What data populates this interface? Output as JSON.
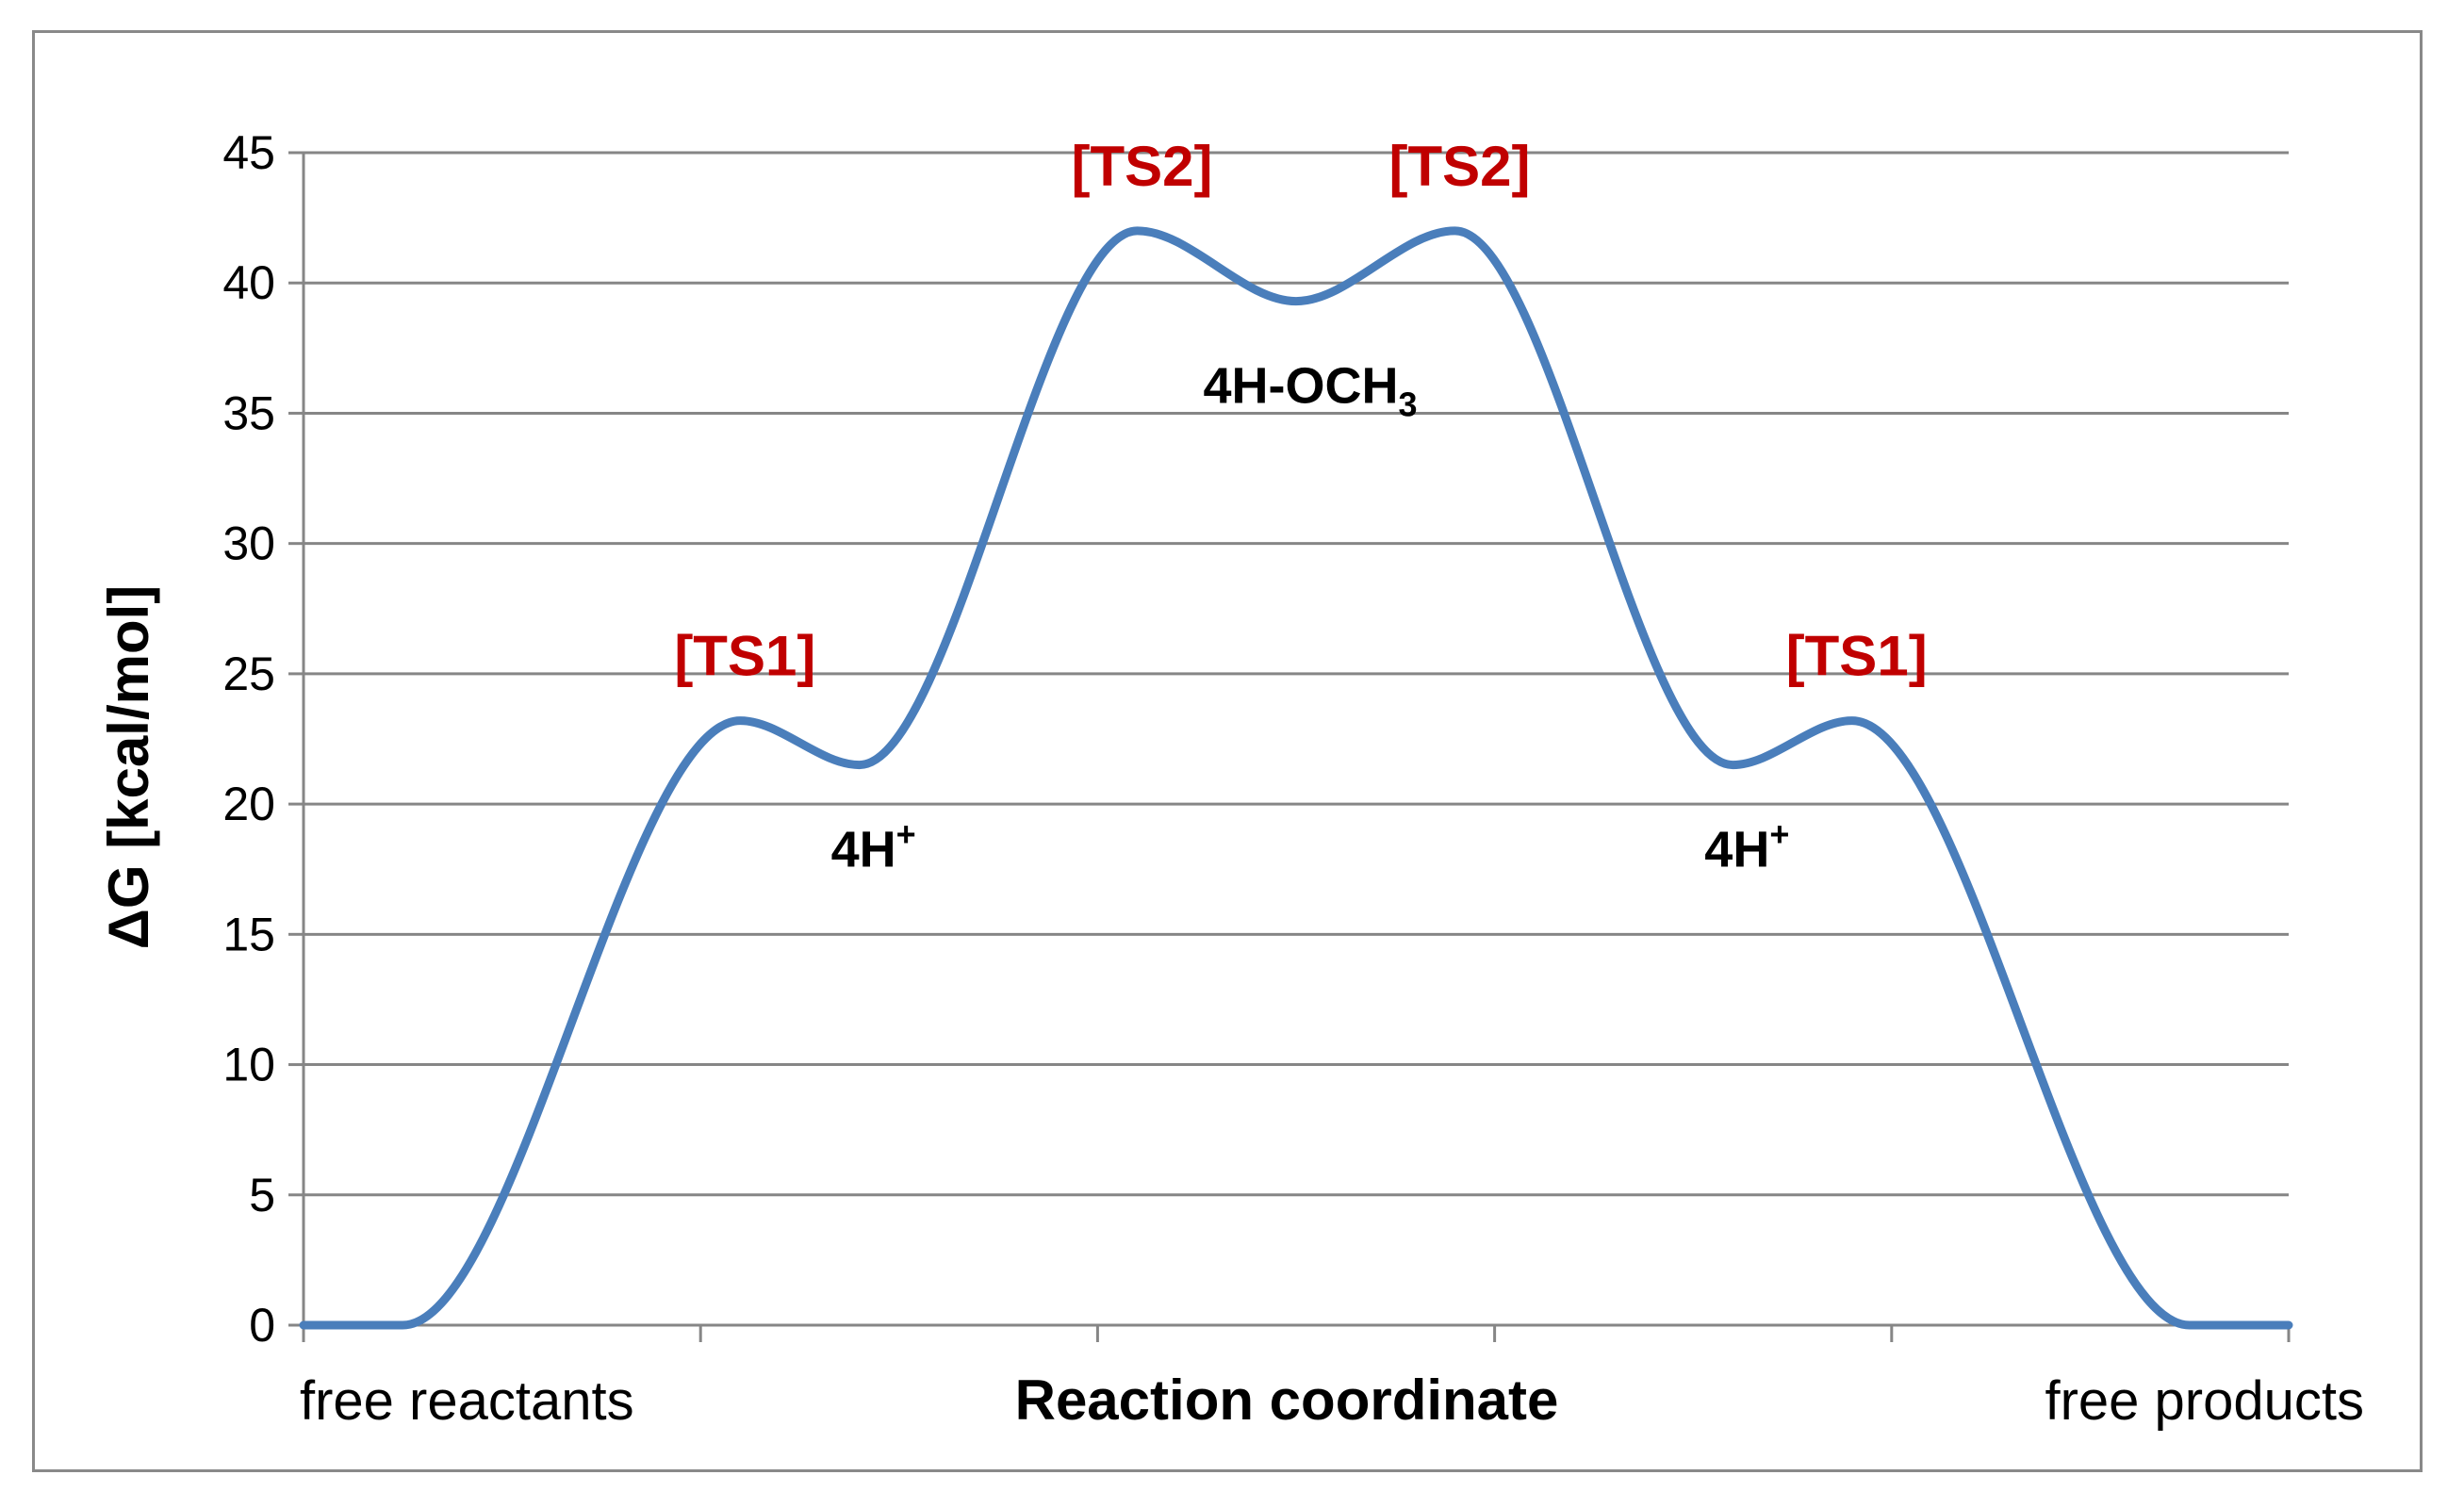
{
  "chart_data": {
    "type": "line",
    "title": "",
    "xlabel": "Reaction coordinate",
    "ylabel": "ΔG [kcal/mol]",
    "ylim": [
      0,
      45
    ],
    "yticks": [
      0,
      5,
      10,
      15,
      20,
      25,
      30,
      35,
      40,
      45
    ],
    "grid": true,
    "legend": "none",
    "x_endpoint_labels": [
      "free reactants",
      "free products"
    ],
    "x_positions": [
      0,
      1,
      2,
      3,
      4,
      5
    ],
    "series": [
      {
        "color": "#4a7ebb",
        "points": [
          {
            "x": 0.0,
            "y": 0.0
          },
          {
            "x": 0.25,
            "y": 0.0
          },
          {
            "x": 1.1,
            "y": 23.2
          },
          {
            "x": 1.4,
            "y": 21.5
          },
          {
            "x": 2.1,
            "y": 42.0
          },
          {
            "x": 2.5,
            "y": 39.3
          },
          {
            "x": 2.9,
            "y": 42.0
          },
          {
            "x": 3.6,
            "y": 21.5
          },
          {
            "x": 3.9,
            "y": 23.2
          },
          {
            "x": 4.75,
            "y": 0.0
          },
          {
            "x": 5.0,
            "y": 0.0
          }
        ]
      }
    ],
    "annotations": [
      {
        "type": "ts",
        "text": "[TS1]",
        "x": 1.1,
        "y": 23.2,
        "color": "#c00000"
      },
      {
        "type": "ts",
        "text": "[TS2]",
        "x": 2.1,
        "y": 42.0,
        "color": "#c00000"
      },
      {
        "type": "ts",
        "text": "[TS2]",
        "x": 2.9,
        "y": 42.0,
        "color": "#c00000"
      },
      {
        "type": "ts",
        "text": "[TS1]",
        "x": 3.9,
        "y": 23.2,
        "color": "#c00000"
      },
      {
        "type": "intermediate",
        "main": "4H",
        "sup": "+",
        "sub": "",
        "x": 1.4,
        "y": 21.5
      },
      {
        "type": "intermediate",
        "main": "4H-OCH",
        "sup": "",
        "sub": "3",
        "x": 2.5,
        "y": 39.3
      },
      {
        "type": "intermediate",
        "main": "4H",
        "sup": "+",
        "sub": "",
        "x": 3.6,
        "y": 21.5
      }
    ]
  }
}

* * *

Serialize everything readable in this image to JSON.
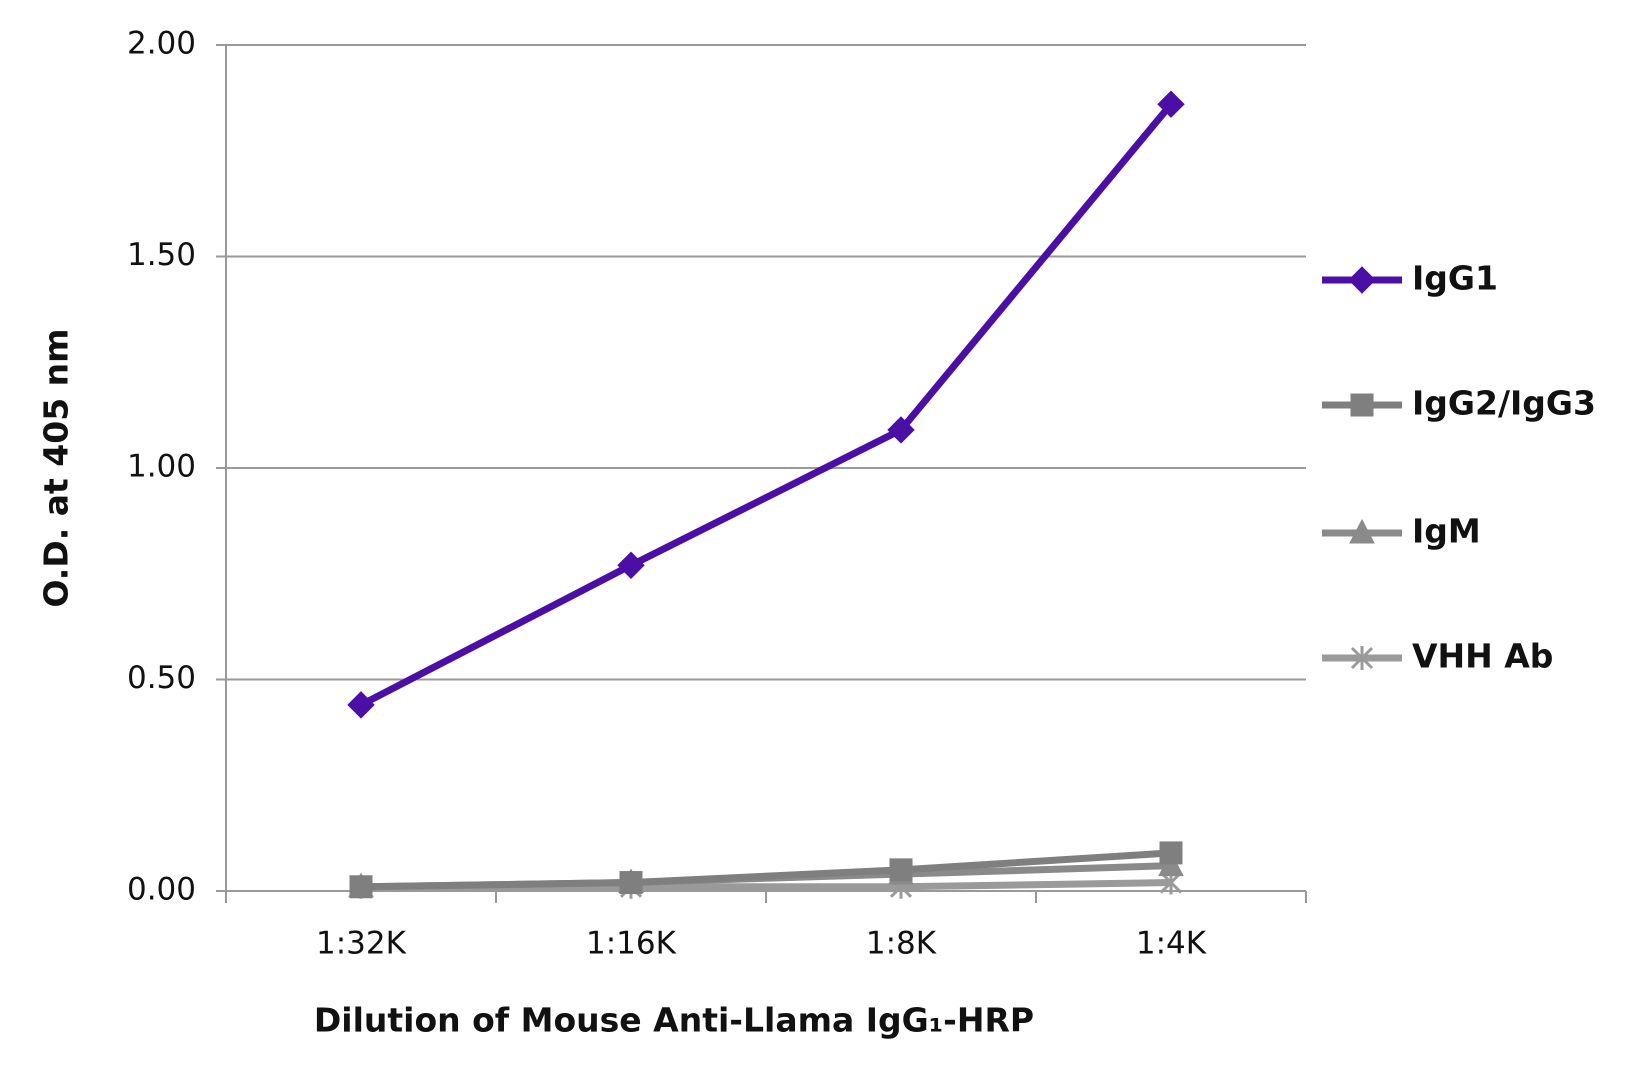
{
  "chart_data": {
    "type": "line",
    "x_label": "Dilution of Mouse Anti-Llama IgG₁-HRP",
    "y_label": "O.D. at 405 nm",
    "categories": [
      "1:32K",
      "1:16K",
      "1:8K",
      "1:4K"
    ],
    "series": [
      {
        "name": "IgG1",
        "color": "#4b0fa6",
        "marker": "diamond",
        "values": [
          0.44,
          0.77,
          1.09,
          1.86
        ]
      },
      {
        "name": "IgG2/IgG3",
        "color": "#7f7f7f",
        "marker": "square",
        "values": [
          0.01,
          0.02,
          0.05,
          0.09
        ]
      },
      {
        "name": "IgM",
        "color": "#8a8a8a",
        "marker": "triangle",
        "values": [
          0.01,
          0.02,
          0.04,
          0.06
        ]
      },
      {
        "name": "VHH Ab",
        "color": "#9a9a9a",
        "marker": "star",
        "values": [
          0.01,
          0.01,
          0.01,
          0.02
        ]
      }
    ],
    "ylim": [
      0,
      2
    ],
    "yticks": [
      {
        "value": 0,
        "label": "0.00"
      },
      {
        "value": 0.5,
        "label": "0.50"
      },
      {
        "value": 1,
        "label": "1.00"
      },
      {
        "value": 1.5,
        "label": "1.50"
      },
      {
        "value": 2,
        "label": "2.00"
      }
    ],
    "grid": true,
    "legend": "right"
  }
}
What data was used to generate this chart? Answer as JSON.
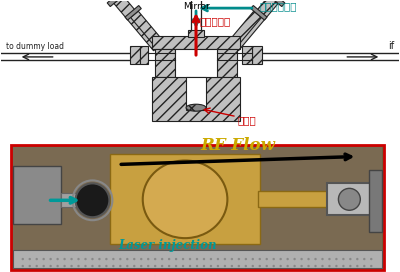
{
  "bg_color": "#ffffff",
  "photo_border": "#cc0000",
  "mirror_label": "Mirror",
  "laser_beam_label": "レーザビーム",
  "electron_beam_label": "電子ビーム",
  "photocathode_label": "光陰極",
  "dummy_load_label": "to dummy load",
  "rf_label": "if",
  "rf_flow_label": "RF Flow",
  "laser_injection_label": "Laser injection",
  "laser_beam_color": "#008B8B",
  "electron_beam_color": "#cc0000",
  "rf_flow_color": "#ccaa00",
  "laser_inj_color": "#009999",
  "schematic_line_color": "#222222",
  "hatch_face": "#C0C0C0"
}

---

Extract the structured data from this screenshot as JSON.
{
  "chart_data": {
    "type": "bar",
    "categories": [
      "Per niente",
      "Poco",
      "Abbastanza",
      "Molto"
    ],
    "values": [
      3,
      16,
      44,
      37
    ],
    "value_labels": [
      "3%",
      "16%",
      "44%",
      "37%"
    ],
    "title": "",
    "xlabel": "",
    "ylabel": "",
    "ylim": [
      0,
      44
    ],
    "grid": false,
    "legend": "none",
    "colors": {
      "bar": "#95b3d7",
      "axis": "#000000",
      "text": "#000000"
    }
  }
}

▶ [Given problem]
Pull out and copy each line containing the string "name".

▶ [Task answer]
        "name": "IgG1",
        "name": "IgG2/IgG3",
        "name": "IgM",
        "name": "VHH Ab",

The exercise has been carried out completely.